§ **YOUR TASK**
Please carry on the discussion of the Zeitgeist movement below, picking up right after its final sentence.

§ **PASSAGE TO READ**
⁂
To the extent that the Zeitgeist movement has us question how our society works, and who is in charge of it, I am perfectly content to see it play an important, critical role. But their first volley was so feeble that I have deliberately avoided Peter Joseph's second and third films. For all I know they might have returned to something reasonably resembling sanity--but after the first one, why should I bother to look?
I completely concur, and I would go so far as to say that the Zeitgeisters also draw undue derision upon the more rational subset of the left wing, which often gets lumped in with them by more conservative critics. My personal opinion of them is that they (and the 9/11 truthers) are to the left what the birthers and deathers and Birch Society have become to the right-- the paranoid conspiracy-theorist fringe that (almost) no one takes seriously, and which gives opponents of the entire wing an easy target.
⁂
Entries of extracted data:
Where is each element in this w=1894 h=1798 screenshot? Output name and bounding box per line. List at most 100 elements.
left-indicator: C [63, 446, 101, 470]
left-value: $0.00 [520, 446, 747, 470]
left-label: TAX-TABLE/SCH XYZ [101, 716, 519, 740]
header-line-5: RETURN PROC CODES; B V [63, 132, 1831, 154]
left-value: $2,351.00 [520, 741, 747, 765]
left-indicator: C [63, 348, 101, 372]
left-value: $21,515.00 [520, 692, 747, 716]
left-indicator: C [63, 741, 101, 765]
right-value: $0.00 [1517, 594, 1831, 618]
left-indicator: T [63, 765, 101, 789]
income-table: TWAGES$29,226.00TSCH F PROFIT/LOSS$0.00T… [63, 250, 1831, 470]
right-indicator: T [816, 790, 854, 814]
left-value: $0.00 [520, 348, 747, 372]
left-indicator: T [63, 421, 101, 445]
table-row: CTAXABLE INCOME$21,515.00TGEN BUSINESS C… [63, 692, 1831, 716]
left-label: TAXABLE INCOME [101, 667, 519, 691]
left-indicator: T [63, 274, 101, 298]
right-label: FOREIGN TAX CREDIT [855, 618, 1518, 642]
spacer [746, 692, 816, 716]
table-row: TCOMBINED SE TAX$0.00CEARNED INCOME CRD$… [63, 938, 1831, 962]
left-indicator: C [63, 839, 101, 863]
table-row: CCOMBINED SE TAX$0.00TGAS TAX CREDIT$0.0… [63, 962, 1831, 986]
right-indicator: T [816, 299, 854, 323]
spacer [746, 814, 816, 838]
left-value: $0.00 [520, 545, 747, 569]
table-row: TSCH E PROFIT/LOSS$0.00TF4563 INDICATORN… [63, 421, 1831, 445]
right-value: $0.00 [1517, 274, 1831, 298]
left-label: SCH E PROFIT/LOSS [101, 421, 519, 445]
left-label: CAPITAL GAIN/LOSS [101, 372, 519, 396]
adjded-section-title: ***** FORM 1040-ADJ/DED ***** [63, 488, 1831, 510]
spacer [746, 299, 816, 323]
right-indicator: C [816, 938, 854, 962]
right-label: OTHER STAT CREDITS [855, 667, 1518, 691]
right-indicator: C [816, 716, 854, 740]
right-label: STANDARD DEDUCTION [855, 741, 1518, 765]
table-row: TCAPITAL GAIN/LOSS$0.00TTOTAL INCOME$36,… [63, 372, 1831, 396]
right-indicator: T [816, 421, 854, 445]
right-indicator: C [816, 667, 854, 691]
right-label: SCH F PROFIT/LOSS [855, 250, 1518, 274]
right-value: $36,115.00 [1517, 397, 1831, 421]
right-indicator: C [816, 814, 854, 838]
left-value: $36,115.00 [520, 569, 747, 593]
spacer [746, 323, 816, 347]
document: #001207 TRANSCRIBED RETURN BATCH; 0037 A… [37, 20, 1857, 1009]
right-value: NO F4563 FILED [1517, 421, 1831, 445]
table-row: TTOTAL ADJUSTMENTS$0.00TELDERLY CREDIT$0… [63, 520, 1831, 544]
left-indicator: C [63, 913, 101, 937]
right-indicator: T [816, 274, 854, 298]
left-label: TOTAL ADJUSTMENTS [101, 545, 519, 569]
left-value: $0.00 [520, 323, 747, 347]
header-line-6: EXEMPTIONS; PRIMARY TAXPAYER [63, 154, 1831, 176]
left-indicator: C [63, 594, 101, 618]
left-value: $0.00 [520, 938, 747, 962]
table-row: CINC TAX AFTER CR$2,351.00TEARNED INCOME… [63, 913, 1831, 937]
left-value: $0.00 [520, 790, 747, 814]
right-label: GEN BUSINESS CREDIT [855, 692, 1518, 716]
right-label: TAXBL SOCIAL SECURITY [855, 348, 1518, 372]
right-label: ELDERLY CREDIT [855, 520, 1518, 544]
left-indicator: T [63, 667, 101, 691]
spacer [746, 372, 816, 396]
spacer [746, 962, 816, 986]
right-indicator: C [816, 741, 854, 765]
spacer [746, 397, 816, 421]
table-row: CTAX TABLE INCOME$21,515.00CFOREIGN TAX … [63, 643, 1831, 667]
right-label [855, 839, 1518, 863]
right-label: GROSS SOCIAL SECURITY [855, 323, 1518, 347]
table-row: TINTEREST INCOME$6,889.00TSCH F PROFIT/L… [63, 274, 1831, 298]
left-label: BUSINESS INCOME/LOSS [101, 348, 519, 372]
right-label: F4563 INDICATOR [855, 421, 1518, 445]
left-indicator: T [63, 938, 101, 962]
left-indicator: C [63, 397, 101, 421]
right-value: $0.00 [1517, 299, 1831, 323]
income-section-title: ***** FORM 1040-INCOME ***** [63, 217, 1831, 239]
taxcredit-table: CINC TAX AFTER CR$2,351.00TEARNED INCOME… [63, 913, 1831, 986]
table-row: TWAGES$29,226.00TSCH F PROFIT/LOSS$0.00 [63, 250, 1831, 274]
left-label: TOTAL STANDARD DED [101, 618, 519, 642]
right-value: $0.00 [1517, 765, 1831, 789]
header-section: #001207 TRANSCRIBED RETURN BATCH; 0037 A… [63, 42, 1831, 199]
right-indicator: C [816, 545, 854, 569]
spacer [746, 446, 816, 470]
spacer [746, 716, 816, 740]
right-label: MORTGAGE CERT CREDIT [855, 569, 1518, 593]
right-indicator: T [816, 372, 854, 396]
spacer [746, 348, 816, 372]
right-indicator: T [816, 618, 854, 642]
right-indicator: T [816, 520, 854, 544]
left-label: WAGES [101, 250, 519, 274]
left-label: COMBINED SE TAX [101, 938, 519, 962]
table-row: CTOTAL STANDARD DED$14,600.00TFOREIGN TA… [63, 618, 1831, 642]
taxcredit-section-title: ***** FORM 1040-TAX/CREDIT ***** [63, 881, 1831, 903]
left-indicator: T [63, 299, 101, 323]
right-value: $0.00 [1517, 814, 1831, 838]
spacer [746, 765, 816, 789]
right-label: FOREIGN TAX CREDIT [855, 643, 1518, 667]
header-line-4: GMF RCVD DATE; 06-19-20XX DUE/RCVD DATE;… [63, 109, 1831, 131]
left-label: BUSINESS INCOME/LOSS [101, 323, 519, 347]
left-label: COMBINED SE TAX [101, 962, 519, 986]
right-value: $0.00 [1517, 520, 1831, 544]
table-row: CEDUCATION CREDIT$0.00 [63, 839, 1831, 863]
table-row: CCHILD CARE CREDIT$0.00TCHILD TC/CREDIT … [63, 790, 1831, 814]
⁂
§ **ANSWER TO THIS PROBLEM**
I visited the local iteration of the Occupy protest at the Vancouver Art Gallery on the weekend it started up, just to see what it was all about. I wasn't a participant so much as a bystander on the sidelines. As I watched the crowd of protesters conduct their business at their general assembly, I was struck by how orderly and levelheaded they seemed to be. There were, of course, some exceptions, but for the most part, I felt like the topics being discussed-- growing corporate control of the political system, environmental protection, First Nations' rights-- were things that needed to be addressed, and they were being addressed diplomatically. And then, right in the middle of it, I realized there was a Zeitgeist booth, which (for me, at least) seemed to completely shatter the atmosphere of rational discourse. I recognize Vancouver in particular has more than its fair share of left wing extremists, and by now I'm pretty much used to encountering them even if their liberalism is far more radical than my own-- but even here, I still think it scares off some of the more moderate or conservative people, and discourages them from talking over issues that would benefit greatly from an expanded discourse.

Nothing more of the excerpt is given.